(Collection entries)
__________
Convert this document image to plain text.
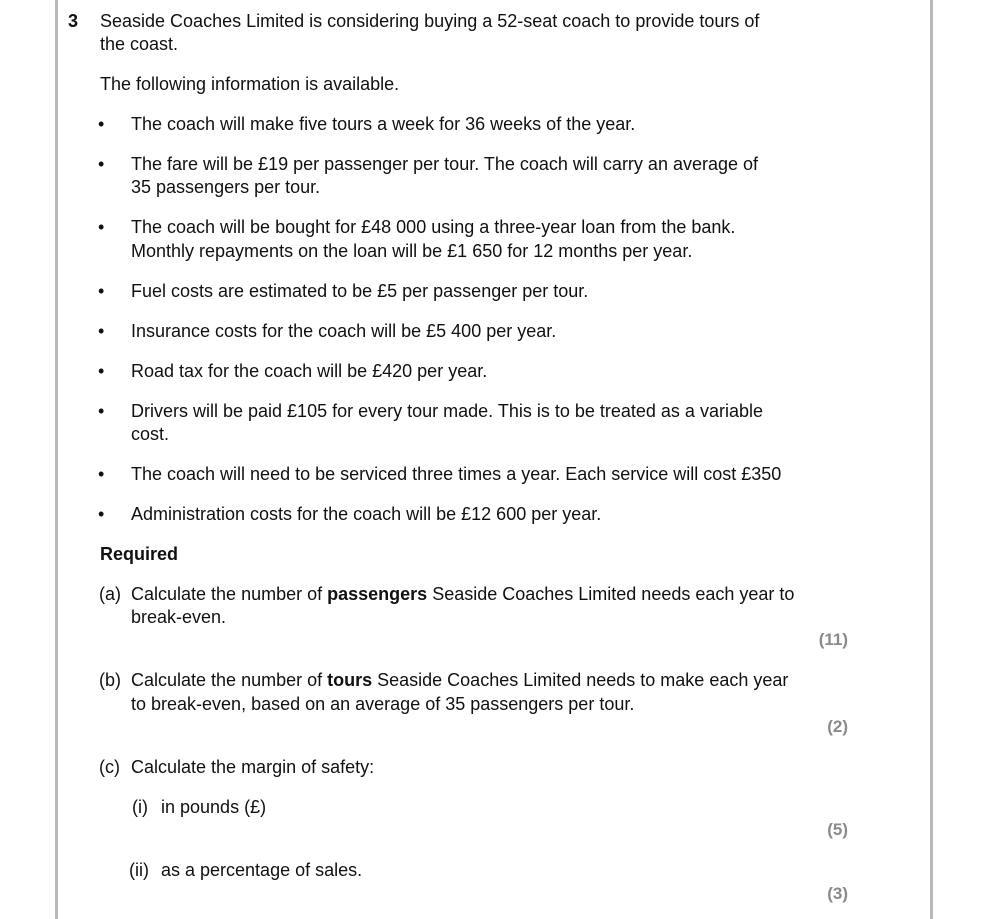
3 Seaside Coaches Limited is considering buying a 52-seat coach to provide tours of
the coast.
The following information is available.
• The coach will make five tours a week for 36 weeks of the year.
• The fare will be £19 per passenger per tour. The coach will carry an average of
35 passengers per tour.
• The coach will be bought for £48 000 using a three-year loan from the bank.
Monthly repayments on the loan will be £1 650 for 12 months per year.
• Fuel costs are estimated to be £5 per passenger per tour.
• Insurance costs for the coach will be £5 400 per year.
• Road tax for the coach will be £420 per year.
• Drivers will be paid £105 for every tour made. This is to be treated as a variable
cost.
• The coach will need to be serviced three times a year. Each service will cost £350
• Administration costs for the coach will be £12 600 per year.
Required
(a) Calculate the number of passengers Seaside Coaches Limited needs each year to
break-even.
(11)
(b) Calculate the number of tours Seaside Coaches Limited needs to make each year
to break-even, based on an average of 35 passengers per tour.
(2)
(c) Calculate the margin of safety:
(i) in pounds (£)
(5)
(ii) as a percentage of sales.
(3)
__________
## EXERCISE TASK
Gather all lines from the records above in which "Coaches" appears.

## ANSWER BELOW
3 Seaside Coaches Limited is considering buying a 52-seat coach to provide tours of
(a) Calculate the number of passengers Seaside Coaches Limited needs each year to
(b) Calculate the number of tours Seaside Coaches Limited needs to make each year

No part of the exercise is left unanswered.